▼
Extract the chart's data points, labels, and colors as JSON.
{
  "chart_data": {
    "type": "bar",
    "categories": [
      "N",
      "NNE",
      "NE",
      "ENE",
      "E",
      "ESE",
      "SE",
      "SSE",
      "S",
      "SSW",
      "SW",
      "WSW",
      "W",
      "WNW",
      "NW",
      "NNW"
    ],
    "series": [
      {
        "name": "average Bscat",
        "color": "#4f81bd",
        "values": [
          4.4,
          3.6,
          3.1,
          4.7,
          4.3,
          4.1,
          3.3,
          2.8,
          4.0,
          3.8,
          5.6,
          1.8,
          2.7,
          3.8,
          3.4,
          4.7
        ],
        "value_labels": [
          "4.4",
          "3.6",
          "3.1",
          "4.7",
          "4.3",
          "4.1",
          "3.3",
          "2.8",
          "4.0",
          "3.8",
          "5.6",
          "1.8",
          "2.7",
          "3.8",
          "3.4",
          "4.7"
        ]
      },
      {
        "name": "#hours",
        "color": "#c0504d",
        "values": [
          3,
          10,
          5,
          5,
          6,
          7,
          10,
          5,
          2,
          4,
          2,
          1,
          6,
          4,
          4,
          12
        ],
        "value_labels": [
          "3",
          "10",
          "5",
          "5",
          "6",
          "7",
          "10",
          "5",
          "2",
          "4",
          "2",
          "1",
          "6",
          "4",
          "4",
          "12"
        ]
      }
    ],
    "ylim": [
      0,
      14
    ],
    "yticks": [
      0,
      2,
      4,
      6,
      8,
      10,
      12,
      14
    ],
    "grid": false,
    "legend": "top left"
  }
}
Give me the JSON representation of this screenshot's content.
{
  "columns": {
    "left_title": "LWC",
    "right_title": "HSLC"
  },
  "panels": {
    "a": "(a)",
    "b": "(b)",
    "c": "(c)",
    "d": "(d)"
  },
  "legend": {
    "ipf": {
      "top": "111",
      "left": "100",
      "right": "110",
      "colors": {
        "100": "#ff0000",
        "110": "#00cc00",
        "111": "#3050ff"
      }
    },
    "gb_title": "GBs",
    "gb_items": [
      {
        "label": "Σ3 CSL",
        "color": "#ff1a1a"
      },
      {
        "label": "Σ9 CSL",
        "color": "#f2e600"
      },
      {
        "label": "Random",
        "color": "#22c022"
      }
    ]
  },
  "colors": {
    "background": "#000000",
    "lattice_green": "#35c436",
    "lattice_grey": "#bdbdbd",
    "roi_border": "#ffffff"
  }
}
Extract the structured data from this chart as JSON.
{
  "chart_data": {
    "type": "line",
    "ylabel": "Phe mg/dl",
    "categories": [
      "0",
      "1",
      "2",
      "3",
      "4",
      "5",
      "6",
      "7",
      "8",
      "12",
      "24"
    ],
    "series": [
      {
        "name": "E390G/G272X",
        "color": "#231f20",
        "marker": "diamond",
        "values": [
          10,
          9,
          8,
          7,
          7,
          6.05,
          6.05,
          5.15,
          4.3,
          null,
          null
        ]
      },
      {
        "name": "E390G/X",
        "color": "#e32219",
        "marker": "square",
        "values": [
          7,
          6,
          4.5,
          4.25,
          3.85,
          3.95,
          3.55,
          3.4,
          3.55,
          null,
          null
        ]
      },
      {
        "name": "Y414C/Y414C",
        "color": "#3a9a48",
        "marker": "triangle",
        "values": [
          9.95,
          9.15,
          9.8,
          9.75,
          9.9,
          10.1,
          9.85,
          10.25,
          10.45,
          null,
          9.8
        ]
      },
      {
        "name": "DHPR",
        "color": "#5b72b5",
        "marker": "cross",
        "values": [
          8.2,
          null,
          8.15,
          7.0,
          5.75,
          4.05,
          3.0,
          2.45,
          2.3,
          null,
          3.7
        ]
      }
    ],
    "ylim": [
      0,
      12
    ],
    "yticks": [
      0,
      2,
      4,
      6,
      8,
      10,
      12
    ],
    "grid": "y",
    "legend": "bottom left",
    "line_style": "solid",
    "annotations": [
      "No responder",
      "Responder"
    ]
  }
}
▲
EXERCISE GOAL ::
Where a line of the material above holds the string "Extract", copy that line.

WRITTEN ANSWER ::
Extract the chart's data points, labels, and colors as JSON.
Extract the structured data from this chart as JSON.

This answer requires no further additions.